**DATASET ENTRIES:**

══════════

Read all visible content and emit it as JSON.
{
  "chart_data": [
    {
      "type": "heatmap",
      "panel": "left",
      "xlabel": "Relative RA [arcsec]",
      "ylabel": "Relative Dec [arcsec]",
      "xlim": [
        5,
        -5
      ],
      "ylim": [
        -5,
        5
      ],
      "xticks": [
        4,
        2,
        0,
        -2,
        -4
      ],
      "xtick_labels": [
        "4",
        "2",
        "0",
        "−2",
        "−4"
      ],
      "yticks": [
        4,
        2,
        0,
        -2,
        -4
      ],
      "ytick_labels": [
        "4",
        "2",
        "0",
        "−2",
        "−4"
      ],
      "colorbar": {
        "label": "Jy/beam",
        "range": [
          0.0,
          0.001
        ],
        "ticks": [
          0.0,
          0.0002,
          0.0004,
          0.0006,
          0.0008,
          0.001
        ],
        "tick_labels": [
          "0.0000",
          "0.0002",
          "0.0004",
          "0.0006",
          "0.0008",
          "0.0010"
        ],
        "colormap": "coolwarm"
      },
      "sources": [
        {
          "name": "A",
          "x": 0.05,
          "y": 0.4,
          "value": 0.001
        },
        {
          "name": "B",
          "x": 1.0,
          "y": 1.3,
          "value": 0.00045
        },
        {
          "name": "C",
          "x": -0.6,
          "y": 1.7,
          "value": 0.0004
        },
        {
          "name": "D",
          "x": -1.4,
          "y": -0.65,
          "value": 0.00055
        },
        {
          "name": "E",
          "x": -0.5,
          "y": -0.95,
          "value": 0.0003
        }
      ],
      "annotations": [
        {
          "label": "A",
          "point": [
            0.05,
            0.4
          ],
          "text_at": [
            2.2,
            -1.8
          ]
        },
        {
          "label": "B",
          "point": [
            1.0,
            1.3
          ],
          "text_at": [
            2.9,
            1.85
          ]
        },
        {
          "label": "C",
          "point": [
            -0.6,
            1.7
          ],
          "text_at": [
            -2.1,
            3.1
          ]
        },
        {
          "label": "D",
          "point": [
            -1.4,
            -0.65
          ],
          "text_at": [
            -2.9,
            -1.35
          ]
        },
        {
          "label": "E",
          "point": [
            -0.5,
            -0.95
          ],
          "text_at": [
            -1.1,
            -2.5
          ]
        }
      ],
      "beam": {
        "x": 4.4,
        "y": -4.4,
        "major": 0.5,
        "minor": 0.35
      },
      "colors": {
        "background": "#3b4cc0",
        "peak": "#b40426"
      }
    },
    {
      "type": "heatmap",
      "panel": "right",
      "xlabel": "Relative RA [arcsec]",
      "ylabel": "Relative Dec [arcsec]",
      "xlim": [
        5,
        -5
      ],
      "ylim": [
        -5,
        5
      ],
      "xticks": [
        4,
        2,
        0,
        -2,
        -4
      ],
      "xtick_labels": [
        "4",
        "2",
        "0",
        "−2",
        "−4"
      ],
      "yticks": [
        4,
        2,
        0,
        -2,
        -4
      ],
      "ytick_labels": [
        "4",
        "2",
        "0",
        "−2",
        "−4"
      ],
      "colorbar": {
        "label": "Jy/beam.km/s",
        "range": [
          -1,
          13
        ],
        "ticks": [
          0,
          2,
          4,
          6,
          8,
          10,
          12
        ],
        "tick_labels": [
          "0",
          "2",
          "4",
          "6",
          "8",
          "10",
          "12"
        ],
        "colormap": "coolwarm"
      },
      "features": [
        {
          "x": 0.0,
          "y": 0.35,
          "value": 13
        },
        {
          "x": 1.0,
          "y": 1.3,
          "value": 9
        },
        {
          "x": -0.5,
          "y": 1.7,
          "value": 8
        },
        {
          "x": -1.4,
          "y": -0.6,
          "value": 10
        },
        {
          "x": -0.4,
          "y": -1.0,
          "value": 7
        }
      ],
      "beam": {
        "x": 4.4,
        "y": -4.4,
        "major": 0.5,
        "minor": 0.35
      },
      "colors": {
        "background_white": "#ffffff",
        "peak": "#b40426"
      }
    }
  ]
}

══════════

**TASK DETAILS:**
Give the entries once more, exactly as they appear.

**EXERCISE RESPONSE:**
Read all visible content and emit it as JSON.
{
  "chart_data": [
    {
      "type": "heatmap",
      "panel": "left",
      "xlabel": "Relative RA [arcsec]",
      "ylabel": "Relative Dec [arcsec]",
      "xlim": [
        5,
        -5
      ],
      "ylim": [
        -5,
        5
      ],
      "xticks": [
        4,
        2,
        0,
        -2,
        -4
      ],
      "xtick_labels": [
        "4",
        "2",
        "0",
        "−2",
        "−4"
      ],
      "yticks": [
        4,
        2,
        0,
        -2,
        -4
      ],
      "ytick_labels": [
        "4",
        "2",
        "0",
        "−2",
        "−4"
      ],
      "colorbar": {
        "label": "Jy/beam",
        "range": [
          0.0,
          0.001
        ],
        "ticks": [
          0.0,
          0.0002,
          0.0004,
          0.0006,
          0.0008,
          0.001
        ],
        "tick_labels": [
          "0.0000",
          "0.0002",
          "0.0004",
          "0.0006",
          "0.0008",
          "0.0010"
        ],
        "colormap": "coolwarm"
      },
      "sources": [
        {
          "name": "A",
          "x": 0.05,
          "y": 0.4,
          "value": 0.001
        },
        {
          "name": "B",
          "x": 1.0,
          "y": 1.3,
          "value": 0.00045
        },
        {
          "name": "C",
          "x": -0.6,
          "y": 1.7,
          "value": 0.0004
        },
        {
          "name": "D",
          "x": -1.4,
          "y": -0.65,
          "value": 0.00055
        },
        {
          "name": "E",
          "x": -0.5,
          "y": -0.95,
          "value": 0.0003
        }
      ],
      "annotations": [
        {
          "label": "A",
          "point": [
            0.05,
            0.4
          ],
          "text_at": [
            2.2,
            -1.8
          ]
        },
        {
          "label": "B",
          "point": [
            1.0,
            1.3
          ],
          "text_at": [
            2.9,
            1.85
          ]
        },
        {
          "label": "C",
          "point": [
            -0.6,
            1.7
          ],
          "text_at": [
            -2.1,
            3.1
          ]
        },
        {
          "label": "D",
          "point": [
            -1.4,
            -0.65
          ],
          "text_at": [
            -2.9,
            -1.35
          ]
        },
        {
          "label": "E",
          "point": [
            -0.5,
            -0.95
          ],
          "text_at": [
            -1.1,
            -2.5
          ]
        }
      ],
      "beam": {
        "x": 4.4,
        "y": -4.4,
        "major": 0.5,
        "minor": 0.35
      },
      "colors": {
        "background": "#3b4cc0",
        "peak": "#b40426"
      }
    },
    {
      "type": "heatmap",
      "panel": "right",
      "xlabel": "Relative RA [arcsec]",
      "ylabel": "Relative Dec [arcsec]",
      "xlim": [
        5,
        -5
      ],
      "ylim": [
        -5,
        5
      ],
      "xticks": [
        4,
        2,
        0,
        -2,
        -4
      ],
      "xtick_labels": [
        "4",
        "2",
        "0",
        "−2",
        "−4"
      ],
      "yticks": [
        4,
        2,
        0,
        -2,
        -4
      ],
      "ytick_labels": [
        "4",
        "2",
        "0",
        "−2",
        "−4"
      ],
      "colorbar": {
        "label": "Jy/beam.km/s",
        "range": [
          -1,
          13
        ],
        "ticks": [
          0,
          2,
          4,
          6,
          8,
          10,
          12
        ],
        "tick_labels": [
          "0",
          "2",
          "4",
          "6",
          "8",
          "10",
          "12"
        ],
        "colormap": "coolwarm"
      },
      "features": [
        {
          "x": 0.0,
          "y": 0.35,
          "value": 13
        },
        {
          "x": 1.0,
          "y": 1.3,
          "value": 9
        },
        {
          "x": -0.5,
          "y": 1.7,
          "value": 8
        },
        {
          "x": -1.4,
          "y": -0.6,
          "value": 10
        },
        {
          "x": -0.4,
          "y": -1.0,
          "value": 7
        }
      ],
      "beam": {
        "x": 4.4,
        "y": -4.4,
        "major": 0.5,
        "minor": 0.35
      },
      "colors": {
        "background_white": "#ffffff",
        "peak": "#b40426"
      }
    }
  ]
}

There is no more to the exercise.